» **Your instructions**
Scan the data beneath this task and copy each line that includes "title".

» **Dataset content**
◇ ◇ ◇ ◇ ◇ ◇ ◇

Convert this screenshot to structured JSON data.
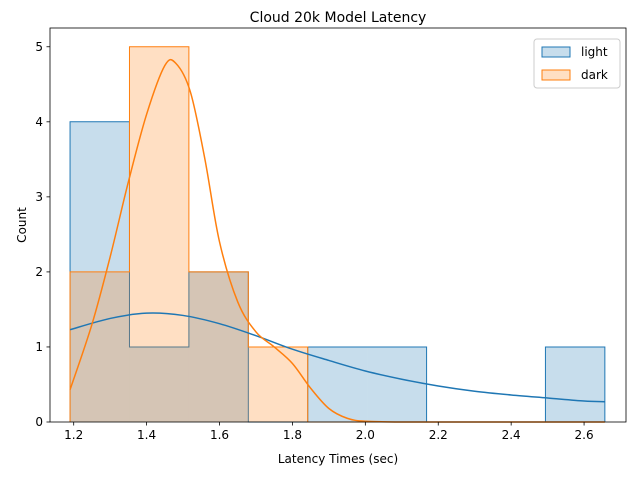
{
  "chart_data": {
    "type": "histogram",
    "title": "Cloud 20k Model Latency",
    "xlabel": "Latency Times (sec)",
    "ylabel": "Count",
    "xlim": [
      1.135,
      2.715
    ],
    "ylim": [
      0,
      5.25
    ],
    "xticks": [
      1.2,
      1.4,
      1.6,
      1.8,
      2.0,
      2.2,
      2.4,
      2.6
    ],
    "yticks": [
      0,
      1,
      2,
      3,
      4,
      5
    ],
    "grid": false,
    "legend_position": "top-right",
    "bin_edges": [
      1.19,
      1.353,
      1.516,
      1.679,
      1.842,
      2.005,
      2.168,
      2.331,
      2.494,
      2.657
    ],
    "series": [
      {
        "name": "light",
        "color": "#1f77b4",
        "counts": [
          4,
          1,
          2,
          0,
          1,
          1,
          0,
          0,
          1
        ],
        "kde": {
          "x": [
            1.19,
            1.3,
            1.4,
            1.5,
            1.6,
            1.7,
            1.8,
            1.9,
            2.0,
            2.1,
            2.2,
            2.3,
            2.4,
            2.5,
            2.6,
            2.657
          ],
          "y": [
            1.23,
            1.38,
            1.45,
            1.42,
            1.31,
            1.15,
            0.97,
            0.82,
            0.68,
            0.57,
            0.48,
            0.41,
            0.36,
            0.32,
            0.28,
            0.27
          ]
        }
      },
      {
        "name": "dark",
        "color": "#ff7f0e",
        "counts": [
          2,
          5,
          2,
          1,
          0,
          0,
          0,
          0,
          0
        ],
        "kde": {
          "x": [
            1.19,
            1.25,
            1.3,
            1.35,
            1.4,
            1.45,
            1.48,
            1.52,
            1.56,
            1.6,
            1.65,
            1.7,
            1.75,
            1.8,
            1.85,
            1.9,
            1.95,
            2.0,
            2.1,
            2.2,
            2.4,
            2.657
          ],
          "y": [
            0.43,
            1.3,
            2.2,
            3.2,
            4.1,
            4.75,
            4.78,
            4.4,
            3.5,
            2.4,
            1.6,
            1.2,
            1.0,
            0.78,
            0.45,
            0.18,
            0.05,
            0.01,
            0.0,
            0.0,
            0.0,
            0.0
          ]
        }
      }
    ]
  }
}
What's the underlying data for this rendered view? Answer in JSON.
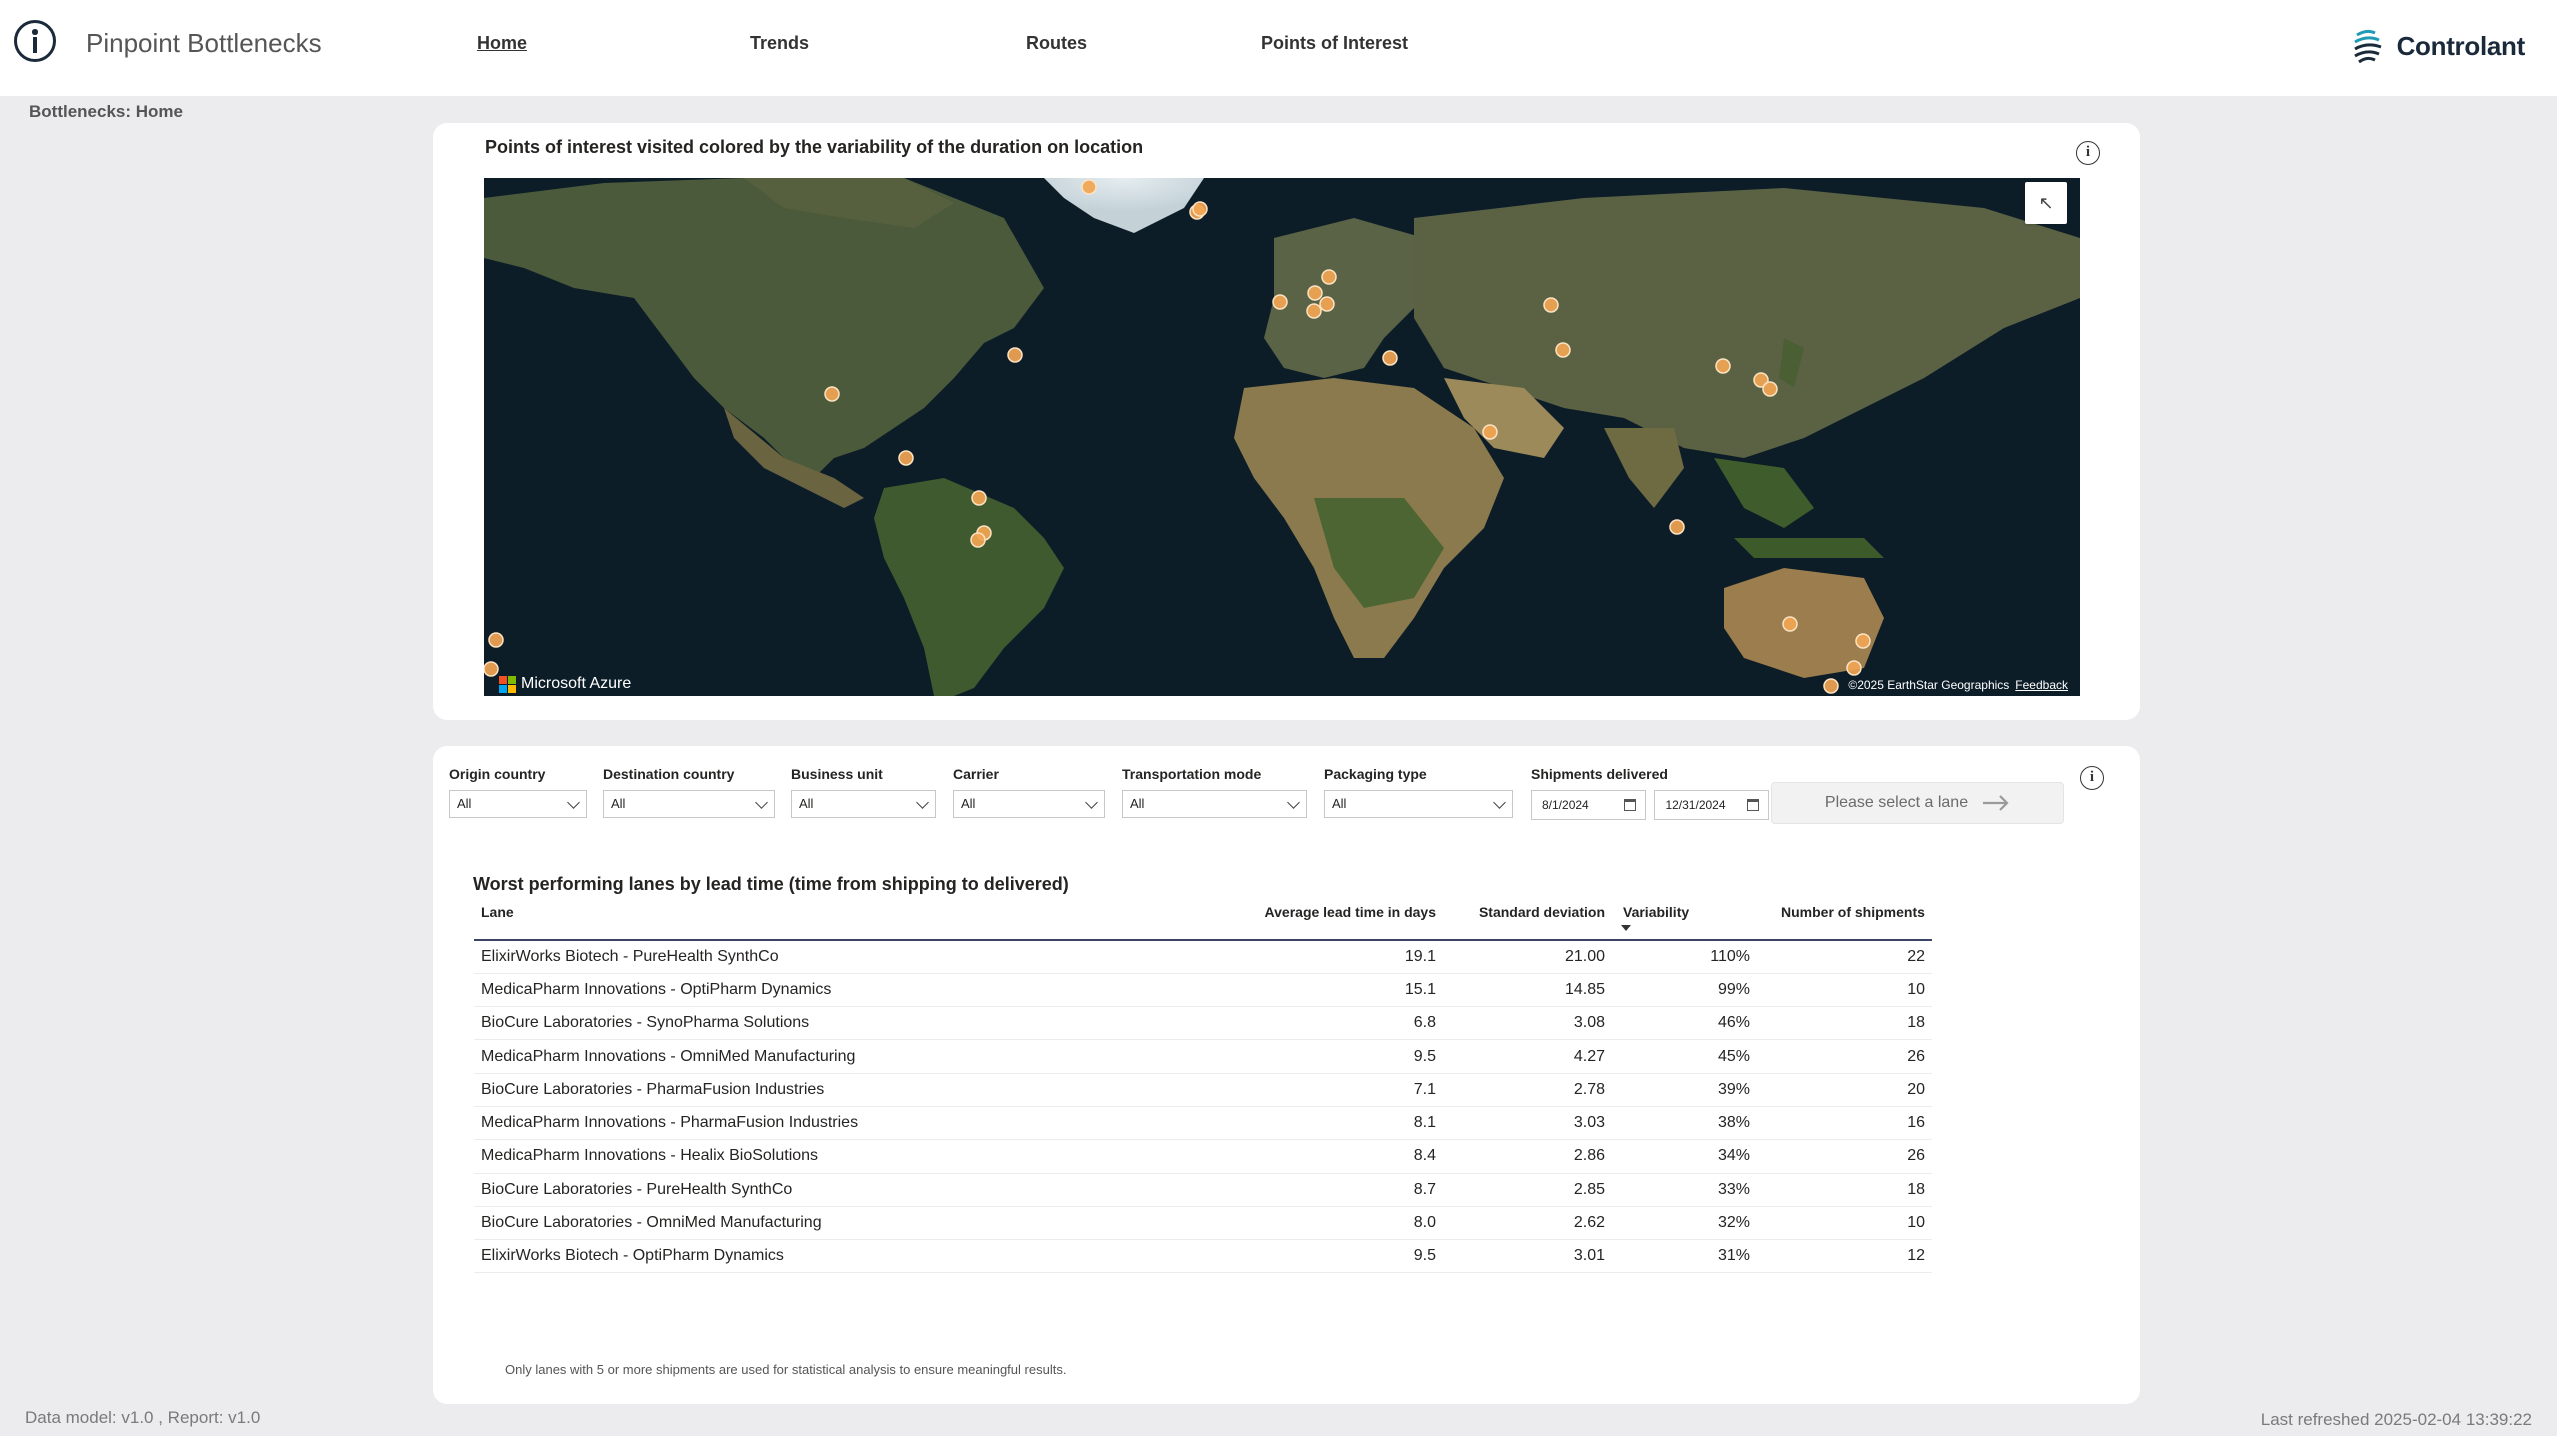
{
  "app": {
    "title": "Pinpoint Bottlenecks",
    "brand": "Controlant"
  },
  "nav": {
    "items": [
      {
        "label": "Home",
        "active": true
      },
      {
        "label": "Trends",
        "active": false
      },
      {
        "label": "Routes",
        "active": false
      },
      {
        "label": "Points of Interest",
        "active": false
      }
    ]
  },
  "breadcrumb": "Bottlenecks: Home",
  "map": {
    "title": "Points of interest visited colored by the variability of the duration on location",
    "provider": "Microsoft Azure",
    "attribution": "©2025 EarthStar Geographics",
    "feedback": "Feedback",
    "marker_color": "#f2a552"
  },
  "filters": {
    "origin_country": {
      "label": "Origin country",
      "value": "All"
    },
    "destination_country": {
      "label": "Destination country",
      "value": "All"
    },
    "business_unit": {
      "label": "Business unit",
      "value": "All"
    },
    "carrier": {
      "label": "Carrier",
      "value": "All"
    },
    "transportation_mode": {
      "label": "Transportation mode",
      "value": "All"
    },
    "packaging_type": {
      "label": "Packaging type",
      "value": "All"
    },
    "shipments_delivered": {
      "label": "Shipments delivered",
      "start": "8/1/2024",
      "end": "12/31/2024"
    }
  },
  "lane_button": "Please select a lane",
  "table": {
    "title": "Worst performing lanes by lead time (time from shipping to delivered)",
    "columns": [
      "Lane",
      "Average lead time in days",
      "Standard deviation",
      "Variability",
      "Number of shipments"
    ],
    "sorted_by": "Variability",
    "rows": [
      {
        "lane": "ElixirWorks Biotech - PureHealth SynthCo",
        "avg": "19.1",
        "std": "21.00",
        "var": "110%",
        "count": "22"
      },
      {
        "lane": "MedicaPharm Innovations - OptiPharm Dynamics",
        "avg": "15.1",
        "std": "14.85",
        "var": "99%",
        "count": "10"
      },
      {
        "lane": "BioCure Laboratories - SynoPharma Solutions",
        "avg": "6.8",
        "std": "3.08",
        "var": "46%",
        "count": "18"
      },
      {
        "lane": "MedicaPharm Innovations - OmniMed Manufacturing",
        "avg": "9.5",
        "std": "4.27",
        "var": "45%",
        "count": "26"
      },
      {
        "lane": "BioCure Laboratories - PharmaFusion Industries",
        "avg": "7.1",
        "std": "2.78",
        "var": "39%",
        "count": "20"
      },
      {
        "lane": "MedicaPharm Innovations - PharmaFusion Industries",
        "avg": "8.1",
        "std": "3.03",
        "var": "38%",
        "count": "16"
      },
      {
        "lane": "MedicaPharm Innovations - Healix BioSolutions",
        "avg": "8.4",
        "std": "2.86",
        "var": "34%",
        "count": "26"
      },
      {
        "lane": "BioCure Laboratories - PureHealth SynthCo",
        "avg": "8.7",
        "std": "2.85",
        "var": "33%",
        "count": "18"
      },
      {
        "lane": "BioCure Laboratories - OmniMed Manufacturing",
        "avg": "8.0",
        "std": "2.62",
        "var": "32%",
        "count": "10"
      },
      {
        "lane": "ElixirWorks Biotech - OptiPharm Dynamics",
        "avg": "9.5",
        "std": "3.01",
        "var": "31%",
        "count": "12"
      }
    ],
    "footnote": "Only lanes with 5 or more shipments are used for statistical analysis to ensure meaningful results."
  },
  "footer": {
    "version": "Data model: v1.0 , Report: v1.0",
    "refreshed": "Last refreshed 2025-02-04 13:39:22"
  }
}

◇ ◇ ◇ ◇ ◇ ◇ ◇

» **Written solution**
    "title": "Cloud 20k Model Latency",
    "title": "Pinpoint Bottlenecks",
    "title": "Points of interest visited colored by the variability of the duration on location",
    "title": "Worst performing lanes by lead time (time from shipping to delivered)",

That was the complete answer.